[Excerpts from a figure dataset]
* start *

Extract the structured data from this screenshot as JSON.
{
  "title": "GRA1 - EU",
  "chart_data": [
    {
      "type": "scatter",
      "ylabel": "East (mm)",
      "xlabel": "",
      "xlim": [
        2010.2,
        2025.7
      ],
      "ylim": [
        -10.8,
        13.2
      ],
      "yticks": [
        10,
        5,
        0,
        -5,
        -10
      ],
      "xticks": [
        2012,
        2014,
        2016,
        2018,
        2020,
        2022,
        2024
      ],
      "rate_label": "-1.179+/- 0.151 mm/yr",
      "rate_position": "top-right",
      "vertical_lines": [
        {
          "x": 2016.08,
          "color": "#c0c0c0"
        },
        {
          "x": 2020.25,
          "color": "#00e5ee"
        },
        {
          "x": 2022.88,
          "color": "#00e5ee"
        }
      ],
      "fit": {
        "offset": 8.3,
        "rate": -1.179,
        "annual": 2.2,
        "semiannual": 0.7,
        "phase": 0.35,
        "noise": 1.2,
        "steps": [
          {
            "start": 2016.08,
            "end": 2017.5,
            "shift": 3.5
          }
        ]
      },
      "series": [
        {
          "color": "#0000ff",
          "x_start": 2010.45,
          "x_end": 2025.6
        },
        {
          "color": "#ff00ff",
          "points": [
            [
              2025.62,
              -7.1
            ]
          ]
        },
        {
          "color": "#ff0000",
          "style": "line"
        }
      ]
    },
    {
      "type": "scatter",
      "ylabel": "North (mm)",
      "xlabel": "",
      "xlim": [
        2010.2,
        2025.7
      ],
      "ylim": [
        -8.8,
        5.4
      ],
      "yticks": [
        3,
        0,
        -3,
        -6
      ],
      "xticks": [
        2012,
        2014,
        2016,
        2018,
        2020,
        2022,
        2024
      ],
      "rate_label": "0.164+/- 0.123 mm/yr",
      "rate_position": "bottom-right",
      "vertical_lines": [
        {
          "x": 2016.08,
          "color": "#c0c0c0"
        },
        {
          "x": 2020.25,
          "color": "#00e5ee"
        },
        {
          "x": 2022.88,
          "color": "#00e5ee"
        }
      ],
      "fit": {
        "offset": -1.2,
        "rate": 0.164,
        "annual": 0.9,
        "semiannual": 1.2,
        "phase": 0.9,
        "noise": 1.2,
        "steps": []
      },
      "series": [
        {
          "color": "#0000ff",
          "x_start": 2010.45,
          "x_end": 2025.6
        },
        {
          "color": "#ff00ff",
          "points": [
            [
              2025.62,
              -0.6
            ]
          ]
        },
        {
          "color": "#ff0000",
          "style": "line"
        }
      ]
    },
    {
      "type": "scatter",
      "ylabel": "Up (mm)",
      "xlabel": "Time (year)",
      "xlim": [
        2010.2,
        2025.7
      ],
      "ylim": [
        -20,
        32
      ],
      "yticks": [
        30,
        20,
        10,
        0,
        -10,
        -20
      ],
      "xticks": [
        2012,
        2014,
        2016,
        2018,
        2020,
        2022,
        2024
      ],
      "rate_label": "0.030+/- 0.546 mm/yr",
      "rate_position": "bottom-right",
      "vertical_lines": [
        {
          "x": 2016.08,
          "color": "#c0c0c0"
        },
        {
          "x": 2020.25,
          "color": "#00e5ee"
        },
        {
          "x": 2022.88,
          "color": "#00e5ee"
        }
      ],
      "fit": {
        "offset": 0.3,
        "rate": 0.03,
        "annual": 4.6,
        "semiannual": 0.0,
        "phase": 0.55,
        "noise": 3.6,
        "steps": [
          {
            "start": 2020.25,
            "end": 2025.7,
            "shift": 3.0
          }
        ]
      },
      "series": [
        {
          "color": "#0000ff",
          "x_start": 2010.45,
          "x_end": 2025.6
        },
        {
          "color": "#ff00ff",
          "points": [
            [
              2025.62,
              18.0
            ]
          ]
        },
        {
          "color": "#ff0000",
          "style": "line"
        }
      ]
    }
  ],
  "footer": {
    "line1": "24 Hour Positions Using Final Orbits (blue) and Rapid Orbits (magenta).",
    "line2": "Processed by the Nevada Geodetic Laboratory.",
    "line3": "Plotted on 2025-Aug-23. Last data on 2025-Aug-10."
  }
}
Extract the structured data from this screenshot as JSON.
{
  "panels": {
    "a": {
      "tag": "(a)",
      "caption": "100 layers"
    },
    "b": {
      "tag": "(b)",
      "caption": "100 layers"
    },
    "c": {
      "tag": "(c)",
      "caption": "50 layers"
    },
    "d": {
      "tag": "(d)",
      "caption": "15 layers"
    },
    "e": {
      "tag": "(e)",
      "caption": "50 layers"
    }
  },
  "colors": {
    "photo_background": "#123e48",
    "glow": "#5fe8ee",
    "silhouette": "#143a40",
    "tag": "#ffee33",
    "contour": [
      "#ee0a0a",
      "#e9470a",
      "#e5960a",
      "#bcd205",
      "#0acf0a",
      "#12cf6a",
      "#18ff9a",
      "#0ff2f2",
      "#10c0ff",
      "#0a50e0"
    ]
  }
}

* end *

• What to produce: All of the entries must be written out exactly as they stand.

• Result:
Extract the structured data from this screenshot as JSON.
{
  "title": "GRA1 - EU",
  "chart_data": [
    {
      "type": "scatter",
      "ylabel": "East (mm)",
      "xlabel": "",
      "xlim": [
        2010.2,
        2025.7
      ],
      "ylim": [
        -10.8,
        13.2
      ],
      "yticks": [
        10,
        5,
        0,
        -5,
        -10
      ],
      "xticks": [
        2012,
        2014,
        2016,
        2018,
        2020,
        2022,
        2024
      ],
      "rate_label": "-1.179+/- 0.151 mm/yr",
      "rate_position": "top-right",
      "vertical_lines": [
        {
          "x": 2016.08,
          "color": "#c0c0c0"
        },
        {
          "x": 2020.25,
          "color": "#00e5ee"
        },
        {
          "x": 2022.88,
          "color": "#00e5ee"
        }
      ],
      "fit": {
        "offset": 8.3,
        "rate": -1.179,
        "annual": 2.2,
        "semiannual": 0.7,
        "phase": 0.35,
        "noise": 1.2,
        "steps": [
          {
            "start": 2016.08,
            "end": 2017.5,
            "shift": 3.5
          }
        ]
      },
      "series": [
        {
          "color": "#0000ff",
          "x_start": 2010.45,
          "x_end": 2025.6
        },
        {
          "color": "#ff00ff",
          "points": [
            [
              2025.62,
              -7.1
            ]
          ]
        },
        {
          "color": "#ff0000",
          "style": "line"
        }
      ]
    },
    {
      "type": "scatter",
      "ylabel": "North (mm)",
      "xlabel": "",
      "xlim": [
        2010.2,
        2025.7
      ],
      "ylim": [
        -8.8,
        5.4
      ],
      "yticks": [
        3,
        0,
        -3,
        -6
      ],
      "xticks": [
        2012,
        2014,
        2016,
        2018,
        2020,
        2022,
        2024
      ],
      "rate_label": "0.164+/- 0.123 mm/yr",
      "rate_position": "bottom-right",
      "vertical_lines": [
        {
          "x": 2016.08,
          "color": "#c0c0c0"
        },
        {
          "x": 2020.25,
          "color": "#00e5ee"
        },
        {
          "x": 2022.88,
          "color": "#00e5ee"
        }
      ],
      "fit": {
        "offset": -1.2,
        "rate": 0.164,
        "annual": 0.9,
        "semiannual": 1.2,
        "phase": 0.9,
        "noise": 1.2,
        "steps": []
      },
      "series": [
        {
          "color": "#0000ff",
          "x_start": 2010.45,
          "x_end": 2025.6
        },
        {
          "color": "#ff00ff",
          "points": [
            [
              2025.62,
              -0.6
            ]
          ]
        },
        {
          "color": "#ff0000",
          "style": "line"
        }
      ]
    },
    {
      "type": "scatter",
      "ylabel": "Up (mm)",
      "xlabel": "Time (year)",
      "xlim": [
        2010.2,
        2025.7
      ],
      "ylim": [
        -20,
        32
      ],
      "yticks": [
        30,
        20,
        10,
        0,
        -10,
        -20
      ],
      "xticks": [
        2012,
        2014,
        2016,
        2018,
        2020,
        2022,
        2024
      ],
      "rate_label": "0.030+/- 0.546 mm/yr",
      "rate_position": "bottom-right",
      "vertical_lines": [
        {
          "x": 2016.08,
          "color": "#c0c0c0"
        },
        {
          "x": 2020.25,
          "color": "#00e5ee"
        },
        {
          "x": 2022.88,
          "color": "#00e5ee"
        }
      ],
      "fit": {
        "offset": 0.3,
        "rate": 0.03,
        "annual": 4.6,
        "semiannual": 0.0,
        "phase": 0.55,
        "noise": 3.6,
        "steps": [
          {
            "start": 2020.25,
            "end": 2025.7,
            "shift": 3.0
          }
        ]
      },
      "series": [
        {
          "color": "#0000ff",
          "x_start": 2010.45,
          "x_end": 2025.6
        },
        {
          "color": "#ff00ff",
          "points": [
            [
              2025.62,
              18.0
            ]
          ]
        },
        {
          "color": "#ff0000",
          "style": "line"
        }
      ]
    }
  ],
  "footer": {
    "line1": "24 Hour Positions Using Final Orbits (blue) and Rapid Orbits (magenta).",
    "line2": "Processed by the Nevada Geodetic Laboratory.",
    "line3": "Plotted on 2025-Aug-23. Last data on 2025-Aug-10."
  }
}
Extract the structured data from this screenshot as JSON.
{
  "panels": {
    "a": {
      "tag": "(a)",
      "caption": "100 layers"
    },
    "b": {
      "tag": "(b)",
      "caption": "100 layers"
    },
    "c": {
      "tag": "(c)",
      "caption": "50 layers"
    },
    "d": {
      "tag": "(d)",
      "caption": "15 layers"
    },
    "e": {
      "tag": "(e)",
      "caption": "50 layers"
    }
  },
  "colors": {
    "photo_background": "#123e48",
    "glow": "#5fe8ee",
    "silhouette": "#143a40",
    "tag": "#ffee33",
    "contour": [
      "#ee0a0a",
      "#e9470a",
      "#e5960a",
      "#bcd205",
      "#0acf0a",
      "#12cf6a",
      "#18ff9a",
      "#0ff2f2",
      "#10c0ff",
      "#0a50e0"
    ]
  }
}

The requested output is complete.